↓

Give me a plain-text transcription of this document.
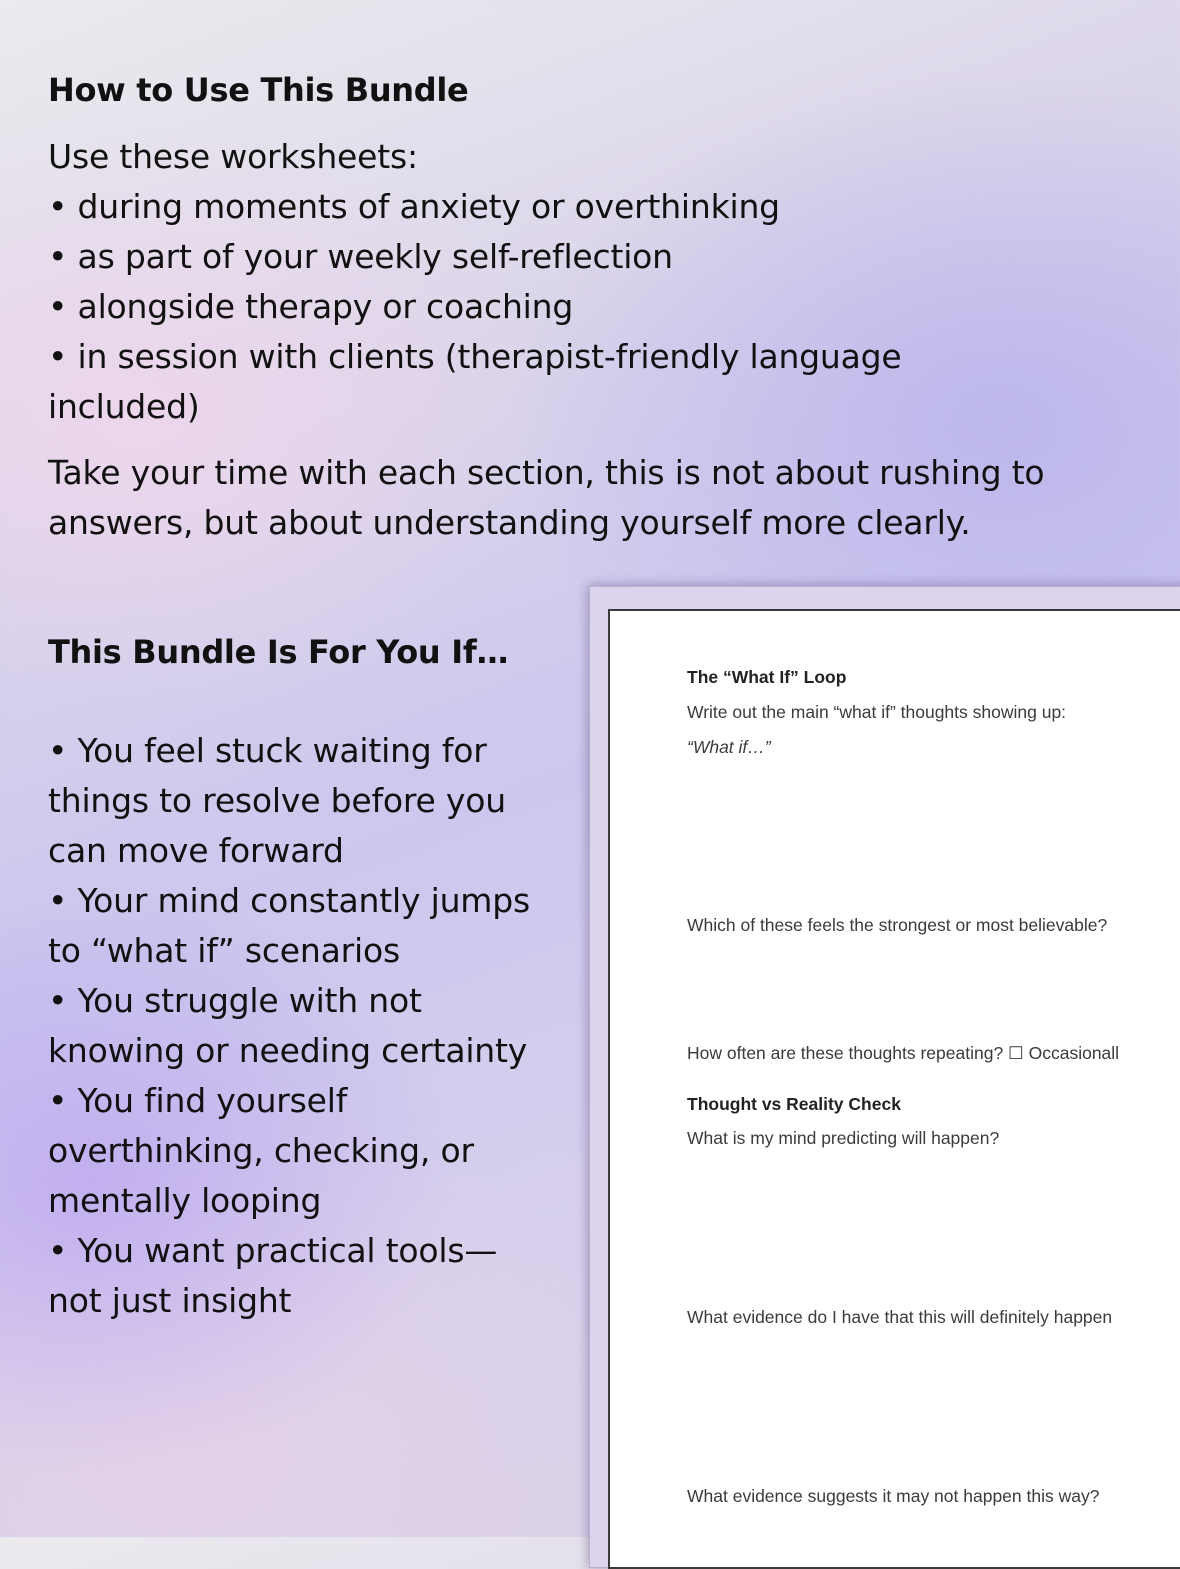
How to Use This Bundle
Use these worksheets:
• during moments of anxiety or overthinking
• as part of your weekly self-reflection
• alongside therapy or coaching
• in session with clients (therapist-friendly language
included)
Take your time with each section, this is not about rushing to
answers, but about understanding yourself more clearly.
This Bundle Is For You If…
• You feel stuck waiting for
things to resolve before you
can move forward
• Your mind constantly jumps
to “what if” scenarios
• You struggle with not
knowing or needing certainty
• You find yourself
overthinking, checking, or
mentally looping
• You want practical tools—
not just insight
The “What If” Loop
Write out the main “what if” thoughts showing up:
“What if…”
Which of these feels the strongest or most believable?
How often are these thoughts repeating? ☐ Occasionall
Thought vs Reality Check
What is my mind predicting will happen?
What evidence do I have that this will definitely happen
What evidence suggests it may not happen this way?
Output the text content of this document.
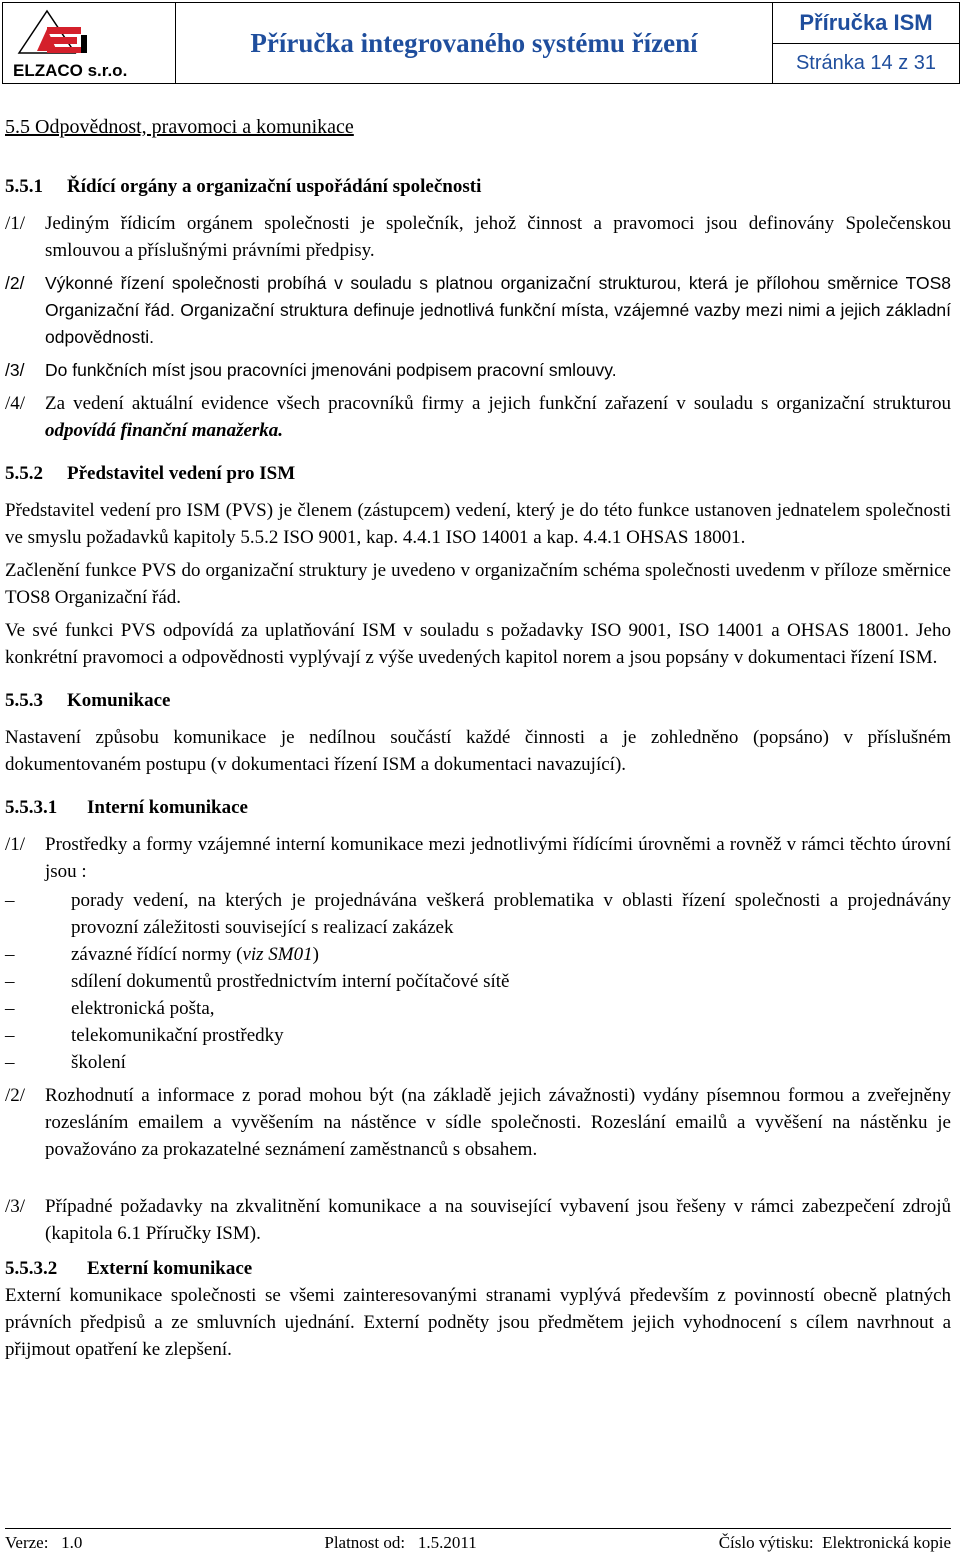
ELZACO s.r.o.
Příručka integrovaného systému řízení
Příručka ISM
Stránka 14 z 31
5.5 Odpovědnost, pravomoci a komunikace
5.5.1 Řídící orgány a organizační uspořádání společnosti
/1/	Jediným řídicím orgánem společnosti je společník, jehož činnost a pravomoci jsou definovány Společenskou smlouvou a příslušnými právními předpisy.
/2/	Výkonné řízení společnosti probíhá v souladu s platnou organizační strukturou, která je přílohou směrnice TOS8 Organizační řád. Organizační struktura definuje jednotlivá funkční místa, vzájemné vazby mezi nimi a jejich základní odpovědnosti.
/3/	Do funkčních míst jsou pracovníci jmenováni podpisem pracovní smlouvy.
/4/	Za vedení aktuální evidence všech pracovníků firmy a jejich funkční zařazení v souladu s organizační strukturou odpovídá finanční manažerka.
5.5.2 Představitel vedení pro ISM
Představitel vedení pro ISM (PVS) je členem (zástupcem) vedení, který je do této funkce ustanoven jednatelem společnosti ve smyslu požadavků kapitoly 5.5.2 ISO 9001, kap. 4.4.1 ISO 14001 a kap. 4.4.1 OHSAS 18001.
Začlenění funkce PVS do organizační struktury je uvedeno v organizačním schéma společnosti uvedenm v příloze směrnice TOS8 Organizační řád.
Ve své funkci PVS odpovídá za uplatňování ISM v souladu s požadavky ISO 9001, ISO 14001 a OHSAS 18001. Jeho konkrétní pravomoci a odpovědnosti vyplývají z výše uvedených kapitol norem a jsou popsány v dokumentaci řízení ISM.
5.5.3 Komunikace
Nastavení způsobu komunikace je nedílnou součástí každé činnosti a je zohledněno (popsáno) v příslušném dokumentovaném postupu (v dokumentaci řízení ISM a dokumentaci navazující).
5.5.3.1 Interní komunikace
/1/	Prostředky a formy vzájemné interní komunikace mezi jednotlivými řídícími úrovněmi a rovněž v rámci těchto úrovní jsou :
–	porady vedení, na kterých je projednávána veškerá problematika v oblasti řízení společnosti a projednávány provozní záležitosti související s realizací zakázek
–	závazné řídící normy (viz SM01)
–	sdílení dokumentů prostřednictvím interní počítačové sítě
–	elektronická pošta,
–	telekomunikační prostředky
–	školení
/2/	Rozhodnutí a informace z porad mohou být (na základě jejich závažnosti) vydány písemnou formou a zveřejněny rozesláním emailem a vyvěšením na nástěnce v sídle společnosti. Rozeslání emailů a vyvěšení na nástěnku je považováno za prokazatelné seznámení zaměstnanců s obsahem.
/3/	Případné požadavky na zkvalitnění komunikace a na související vybavení jsou řešeny v rámci zabezpečení zdrojů (kapitola 6.1 Příručky ISM).
5.5.3.2 Externí komunikace
Externí komunikace společnosti se všemi zainteresovanými stranami vyplývá především z povinností obecně platných právních předpisů a ze smluvních ujednání. Externí podněty jsou předmětem jejich vyhodnocení s cílem navrhnout a přijmout opatření ke zlepšení.
Verze:   1.0	Platnost od:   1.5.2011	Číslo výtisku:  Elektronická kopie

↑

# Aim
Word for word, quote the lines above. Omit the pictures.

# Result for this exercise
Give me a plain-text transcription of this document.
How to Use This Bundle
Use these worksheets:
• during moments of anxiety or overthinking
• as part of your weekly self-reflection
• alongside therapy or coaching
• in session with clients (therapist-friendly language
included)
Take your time with each section, this is not about rushing to
answers, but about understanding yourself more clearly.
This Bundle Is For You If…
• You feel stuck waiting for
things to resolve before you
can move forward
• Your mind constantly jumps
to “what if” scenarios
• You struggle with not
knowing or needing certainty
• You find yourself
overthinking, checking, or
mentally looping
• You want practical tools—
not just insight
The “What If” Loop
Write out the main “what if” thoughts showing up:
“What if…”
Which of these feels the strongest or most believable?
How often are these thoughts repeating? ☐ Occasionall
Thought vs Reality Check
What is my mind predicting will happen?
What evidence do I have that this will definitely happen
What evidence suggests it may not happen this way?
Output the text content of this document.
ELZACO s.r.o.
Příručka integrovaného systému řízení
Příručka ISM
Stránka 14 z 31
5.5 Odpovědnost, pravomoci a komunikace
5.5.1 Řídící orgány a organizační uspořádání společnosti
/1/	Jediným řídicím orgánem společnosti je společník, jehož činnost a pravomoci jsou definovány Společenskou smlouvou a příslušnými právními předpisy.
/2/	Výkonné řízení společnosti probíhá v souladu s platnou organizační strukturou, která je přílohou směrnice TOS8 Organizační řád. Organizační struktura definuje jednotlivá funkční místa, vzájemné vazby mezi nimi a jejich základní odpovědnosti.
/3/	Do funkčních míst jsou pracovníci jmenováni podpisem pracovní smlouvy.
/4/	Za vedení aktuální evidence všech pracovníků firmy a jejich funkční zařazení v souladu s organizační strukturou odpovídá finanční manažerka.
5.5.2 Představitel vedení pro ISM
Představitel vedení pro ISM (PVS) je členem (zástupcem) vedení, který je do této funkce ustanoven jednatelem společnosti ve smyslu požadavků kapitoly 5.5.2 ISO 9001, kap. 4.4.1 ISO 14001 a kap. 4.4.1 OHSAS 18001.
Začlenění funkce PVS do organizační struktury je uvedeno v organizačním schéma společnosti uvedenm v příloze směrnice TOS8 Organizační řád.
Ve své funkci PVS odpovídá za uplatňování ISM v souladu s požadavky ISO 9001, ISO 14001 a OHSAS 18001. Jeho konkrétní pravomoci a odpovědnosti vyplývají z výše uvedených kapitol norem a jsou popsány v dokumentaci řízení ISM.
5.5.3 Komunikace
Nastavení způsobu komunikace je nedílnou součástí každé činnosti a je zohledněno (popsáno) v příslušném dokumentovaném postupu (v dokumentaci řízení ISM a dokumentaci navazující).
5.5.3.1 Interní komunikace
/1/	Prostředky a formy vzájemné interní komunikace mezi jednotlivými řídícími úrovněmi a rovněž v rámci těchto úrovní jsou :
–	porady vedení, na kterých je projednávána veškerá problematika v oblasti řízení společnosti a projednávány provozní záležitosti související s realizací zakázek
–	závazné řídící normy (viz SM01)
–	sdílení dokumentů prostřednictvím interní počítačové sítě
–	elektronická pošta,
–	telekomunikační prostředky
–	školení
/2/	Rozhodnutí a informace z porad mohou být (na základě jejich závažnosti) vydány písemnou formou a zveřejněny rozesláním emailem a vyvěšením na nástěnce v sídle společnosti. Rozeslání emailů a vyvěšení na nástěnku je považováno za prokazatelné seznámení zaměstnanců s obsahem.
/3/	Případné požadavky na zkvalitnění komunikace a na související vybavení jsou řešeny v rámci zabezpečení zdrojů (kapitola 6.1 Příručky ISM).
5.5.3.2 Externí komunikace
Externí komunikace společnosti se všemi zainteresovanými stranami vyplývá především z povinností obecně platných právních předpisů a ze smluvních ujednání. Externí podněty jsou předmětem jejich vyhodnocení s cílem navrhnout a přijmout opatření ke zlepšení.
Verze:   1.0	Platnost od:   1.5.2011	Číslo výtisku:  Elektronická kopie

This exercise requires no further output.